▶ _Fonte_
■ ■ ■

Acórdão nº 430/15.3PAPNI.C1 de Court of Appeal of Coimbra (Portugal), 17 de Maio de 2017

Magistrado ResponsávelALICE SANTOS
Data da Resolução17 de Maio de 2017
EmissorCourt of Appeal of Coimbra (Portugal)

Acordam no Tribunal da Relação de Coimbra, Secção Criminal.

*** No processo supra identificado, após a realização de audiência de discussão e julgamento foi proferida sentença que julgou a acusação provada e procedente e em consequência condenou o arguido A...

, pela prática de um crime de injúria, previsto e punido pelo artigo 181º, nº 1, do Código Penal, na pena de 45 (quarenta e cinco) dias de multa à taxa diária de € 6,00 (seis euros).

Julgou parcialmente procedente e provado o pedido de indemnização civil formulado pelo assistente, e condenou o arguido A...

a pagar ao assistente B... B...

■ ■ ■

▶ _Linhas fornecidas_
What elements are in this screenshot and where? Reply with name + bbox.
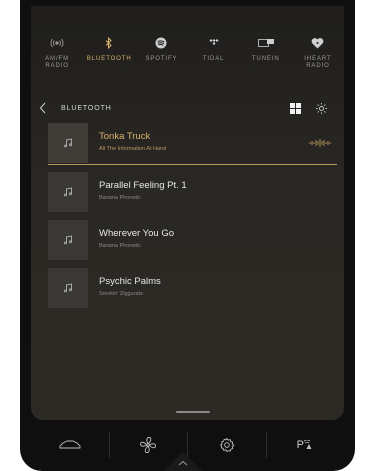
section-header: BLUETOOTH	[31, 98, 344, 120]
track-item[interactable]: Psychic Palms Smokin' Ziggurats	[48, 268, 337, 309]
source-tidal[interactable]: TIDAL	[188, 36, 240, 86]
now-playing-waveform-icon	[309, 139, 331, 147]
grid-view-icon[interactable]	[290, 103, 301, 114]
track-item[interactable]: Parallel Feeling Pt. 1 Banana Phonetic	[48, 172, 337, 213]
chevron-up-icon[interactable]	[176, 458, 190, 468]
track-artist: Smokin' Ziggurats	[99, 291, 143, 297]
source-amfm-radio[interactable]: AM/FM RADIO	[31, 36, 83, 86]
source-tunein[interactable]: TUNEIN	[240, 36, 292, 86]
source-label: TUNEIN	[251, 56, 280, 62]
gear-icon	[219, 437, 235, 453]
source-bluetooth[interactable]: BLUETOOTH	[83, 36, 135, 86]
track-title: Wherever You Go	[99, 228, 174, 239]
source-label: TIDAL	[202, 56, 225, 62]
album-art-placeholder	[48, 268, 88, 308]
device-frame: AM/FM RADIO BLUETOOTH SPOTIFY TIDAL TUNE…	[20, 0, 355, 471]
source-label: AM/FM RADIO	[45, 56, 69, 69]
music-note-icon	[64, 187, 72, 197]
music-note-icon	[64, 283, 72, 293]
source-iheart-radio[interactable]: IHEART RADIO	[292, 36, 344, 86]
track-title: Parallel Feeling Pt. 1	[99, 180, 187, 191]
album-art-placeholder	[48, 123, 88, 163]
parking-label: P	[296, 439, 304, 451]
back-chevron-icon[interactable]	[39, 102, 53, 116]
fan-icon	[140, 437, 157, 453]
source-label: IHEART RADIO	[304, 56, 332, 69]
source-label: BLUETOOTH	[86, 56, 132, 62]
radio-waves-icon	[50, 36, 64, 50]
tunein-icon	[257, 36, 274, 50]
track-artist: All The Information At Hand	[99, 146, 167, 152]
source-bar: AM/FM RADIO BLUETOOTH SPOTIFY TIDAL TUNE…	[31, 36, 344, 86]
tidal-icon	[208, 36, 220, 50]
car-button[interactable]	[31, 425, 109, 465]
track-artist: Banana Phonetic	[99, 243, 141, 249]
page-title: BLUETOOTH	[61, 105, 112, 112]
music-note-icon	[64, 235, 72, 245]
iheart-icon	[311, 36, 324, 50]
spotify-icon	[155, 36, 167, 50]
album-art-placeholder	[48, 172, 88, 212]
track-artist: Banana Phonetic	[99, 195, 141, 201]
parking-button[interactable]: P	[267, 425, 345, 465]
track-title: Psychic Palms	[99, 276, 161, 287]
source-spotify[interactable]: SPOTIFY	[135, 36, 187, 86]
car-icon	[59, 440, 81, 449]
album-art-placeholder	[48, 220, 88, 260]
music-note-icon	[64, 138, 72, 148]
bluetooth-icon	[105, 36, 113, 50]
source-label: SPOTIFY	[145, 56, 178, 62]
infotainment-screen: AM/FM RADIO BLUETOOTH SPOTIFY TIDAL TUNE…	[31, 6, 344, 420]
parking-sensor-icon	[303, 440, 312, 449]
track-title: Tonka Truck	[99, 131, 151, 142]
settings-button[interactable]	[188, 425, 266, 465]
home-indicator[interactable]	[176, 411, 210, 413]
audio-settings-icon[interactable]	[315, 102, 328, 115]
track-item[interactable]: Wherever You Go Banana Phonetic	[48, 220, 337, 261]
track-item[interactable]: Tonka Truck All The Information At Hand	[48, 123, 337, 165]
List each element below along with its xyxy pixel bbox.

■ ■ ■

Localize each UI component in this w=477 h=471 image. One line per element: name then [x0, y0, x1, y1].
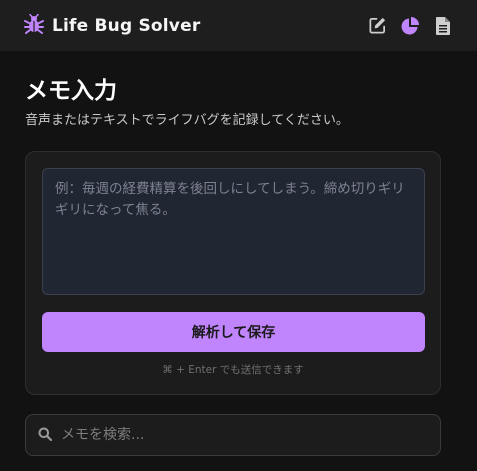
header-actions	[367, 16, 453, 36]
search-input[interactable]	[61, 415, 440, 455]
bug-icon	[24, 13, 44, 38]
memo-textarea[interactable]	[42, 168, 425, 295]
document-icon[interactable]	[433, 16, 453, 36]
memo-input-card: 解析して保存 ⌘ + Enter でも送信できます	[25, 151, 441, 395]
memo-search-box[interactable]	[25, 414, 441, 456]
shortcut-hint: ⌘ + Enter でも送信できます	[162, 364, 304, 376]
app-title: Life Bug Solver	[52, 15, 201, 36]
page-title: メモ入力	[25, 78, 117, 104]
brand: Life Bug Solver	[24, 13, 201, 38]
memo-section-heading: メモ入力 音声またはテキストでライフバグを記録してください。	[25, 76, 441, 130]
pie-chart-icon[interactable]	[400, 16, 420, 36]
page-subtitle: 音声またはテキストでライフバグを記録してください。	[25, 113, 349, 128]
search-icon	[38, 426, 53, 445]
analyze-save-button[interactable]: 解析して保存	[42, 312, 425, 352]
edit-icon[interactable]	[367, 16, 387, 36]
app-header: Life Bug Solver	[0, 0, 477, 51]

■ ■ ■

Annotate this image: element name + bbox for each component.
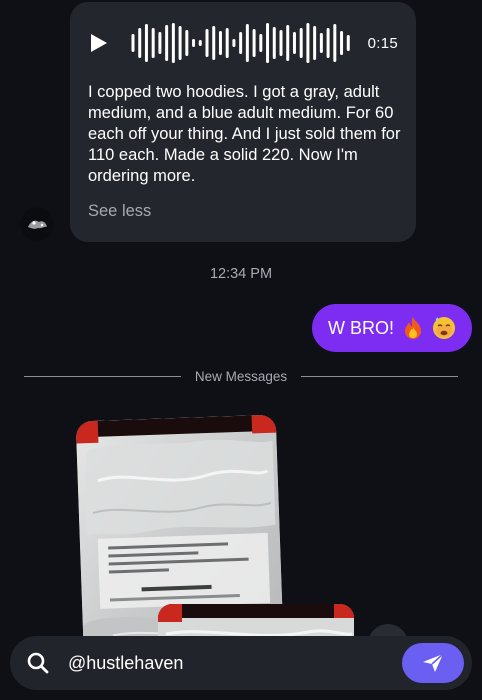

■ ■ ■

▶ _Partes do exercício_
**A)** Apresente como uma lista JSON de strings, uma por linha e sem as linhas em branco, as linhas fornecidas desde a que contém "What elements are" até a que contém "220, 88, 260]", inclusive. Deixe as imagens de fora da resposta.
**B)** Dê continuidade ao texto do acórdão a partir do ponto em que ele termina.

▶ _Resultados das tarefas_
**A)**
[
  "What elements are in this screenshot and where? Reply with name + bbox.",
  "section-header: BLUETOOTH\t[31, 98, 344, 120]",
  "track-item[interactable]: Psychic Palms Smokin' Ziggurats\t[48, 268, 337, 309]",
  "source-tidal[interactable]: TIDAL\t[188, 36, 240, 86]",
  "now-playing-waveform-icon\t[309, 139, 331, 147]",
  "grid-view-icon[interactable]\t[290, 103, 301, 114]",
  "track-item[interactable]: Parallel Feeling Pt. 1 Banana Phonetic\t[48, 172, 337, 213]",
  "chevron-up-icon[interactable]\t[176, 458, 190, 468]",
  "track-artist: Smokin' Ziggurats\t[99, 291, 143, 297]",
  "source-amfm-radio[interactable]: AM/FM RADIO\t[31, 36, 83, 86]",
  "source-tunein[interactable]: TUNEIN\t[240, 36, 292, 86]",
  "source-label: TUNEIN\t[251, 56, 280, 62]",
  "gear-icon\t[219, 437, 235, 453]",
  "source-bluetooth[interactable]: BLUETOOTH\t[83, 36, 135, 86]",
  "track-title: Wherever You Go\t[99, 228, 174, 239]",
  "source-label: TIDAL\t[202, 56, 225, 62]",
  "album-art-placeholder\t[48, 268, 88, 308]",
  "device-frame: AM/FM RADIO BLUETOOTH SPOTIFY TIDAL TUNE…\t[20, 0, 355, 471]",
  "source-label: AM/FM RADIO\t[45, 56, 69, 69]",
  "music-note-icon\t[64, 187, 72, 197]",
  "music-note-icon\t[64, 283, 72, 293]",
  "source-iheart-radio[interactable]: IHEART RADIO\t[292, 36, 344, 86]",
  "track-title: Parallel Feeling Pt. 1\t[99, 180, 187, 191]",
  "album-art-placeholder\t[48, 123, 88, 163]",
  "parking-label: P\t[296, 439, 304, 451]",
  "back-chevron-icon[interactable]\t[39, 102, 53, 116]",
  "fan-icon\t[140, 437, 157, 453]",
  "source-label: IHEART RADIO\t[304, 56, 332, 69]",
  "source-label: BLUETOOTH\t[86, 56, 132, 62]",
  "radio-waves-icon\t[50, 36, 64, 50]",
  "tunein-icon\t[257, 36, 274, 50]",
  "track-artist: All The Information At Hand\t[99, 146, 167, 152]",
  "source-bar: AM/FM RADIO BLUETOOTH SPOTIFY TIDAL TUNE…\t[31, 36, 344, 86]",
  "tidal-icon\t[208, 36, 220, 50]",
  "car-button[interactable]\t[31, 425, 109, 465]",
  "track-artist: Banana Phonetic\t[99, 243, 141, 249]",
  "page-title: BLUETOOTH\t[61, 105, 112, 112]",
  "music-note-icon\t[64, 235, 72, 245]",
  "iheart-icon\t[311, 36, 324, 50]",
  "spotify-icon\t[155, 36, 167, 50]",
  "album-art-placeholder\t[48, 172, 88, 212]",
  "track-artist: Banana Phonetic\t[99, 195, 141, 201]",
  "parking-button[interactable]: P\t[267, 425, 345, 465]",
  "track-title: Psychic Palms\t[99, 276, 161, 287]",
  "source-spotify[interactable]: SPOTIFY\t[135, 36, 187, 86]",
  "car-icon\t[59, 440, 81, 449]",
  "album-art-placeholder\t[48, 220, 88, 260]"
]

**B)**
a quantia de € 350,00 (trezentos e cinquenta euros), absolvendo-o do demais peticionado.

Condenou o arguido nas custas do processo, fixando-se em 2 UC, o valor da taxa de justiça (artigo 8º, nº 9 do RCP e tabela II anexa).

Sem custas cíveis (artigo 4º, nº 1, alínea n) do RCP) Desta sentença interpuseram recurso o Ministério Público e o arguido A... .

São do seguinte teor as conclusões, formuladas na motivação do recurso, interposto pelo Ministério Público: 1.

Conforme resulta da sentença proferida nos autos, a prova em que se fundou a condenação resulta exclusivamente das declarações do assistente, tendo sido ouvidas duas testemunhas presenciais que não ouviram as expressões injuriosas imputadas ao arguido, embora tivessem assistido à discussão entre este e o assistente. O arguido remeteu-se ao silêncio.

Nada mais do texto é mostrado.